§ **Problem**: Can you write out all of the material below, word for word?

§ **Stored records**:
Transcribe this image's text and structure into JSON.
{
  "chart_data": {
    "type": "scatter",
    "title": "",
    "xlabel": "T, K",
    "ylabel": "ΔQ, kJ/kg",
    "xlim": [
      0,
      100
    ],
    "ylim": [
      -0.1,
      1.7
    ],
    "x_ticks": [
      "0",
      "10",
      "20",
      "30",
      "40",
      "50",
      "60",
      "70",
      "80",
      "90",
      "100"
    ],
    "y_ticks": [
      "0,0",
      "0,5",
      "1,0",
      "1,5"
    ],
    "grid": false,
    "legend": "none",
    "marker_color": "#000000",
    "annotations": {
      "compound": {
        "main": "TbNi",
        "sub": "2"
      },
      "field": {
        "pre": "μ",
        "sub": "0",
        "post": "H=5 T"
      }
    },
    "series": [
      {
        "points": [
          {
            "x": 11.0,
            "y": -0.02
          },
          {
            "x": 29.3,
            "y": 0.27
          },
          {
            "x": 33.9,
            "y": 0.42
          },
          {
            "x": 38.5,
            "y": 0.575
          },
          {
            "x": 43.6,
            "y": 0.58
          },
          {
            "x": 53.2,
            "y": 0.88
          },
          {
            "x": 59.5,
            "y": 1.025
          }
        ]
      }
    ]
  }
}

§ **Exercise output**:
Transcribe this image's text and structure into JSON.
{
  "chart_data": {
    "type": "scatter",
    "title": "",
    "xlabel": "T, K",
    "ylabel": "ΔQ, kJ/kg",
    "xlim": [
      0,
      100
    ],
    "ylim": [
      -0.1,
      1.7
    ],
    "x_ticks": [
      "0",
      "10",
      "20",
      "30",
      "40",
      "50",
      "60",
      "70",
      "80",
      "90",
      "100"
    ],
    "y_ticks": [
      "0,0",
      "0,5",
      "1,0",
      "1,5"
    ],
    "grid": false,
    "legend": "none",
    "marker_color": "#000000",
    "annotations": {
      "compound": {
        "main": "TbNi",
        "sub": "2"
      },
      "field": {
        "pre": "μ",
        "sub": "0",
        "post": "H=5 T"
      }
    },
    "series": [
      {
        "points": [
          {
            "x": 11.0,
            "y": -0.02
          },
          {
            "x": 29.3,
            "y": 0.27
          },
          {
            "x": 33.9,
            "y": 0.42
          },
          {
            "x": 38.5,
            "y": 0.575
          },
          {
            "x": 43.6,
            "y": 0.58
          },
          {
            "x": 53.2,
            "y": 0.88
          },
          {
            "x": 59.5,
            "y": 1.025
          }
        ]
      }
    ]
  }
}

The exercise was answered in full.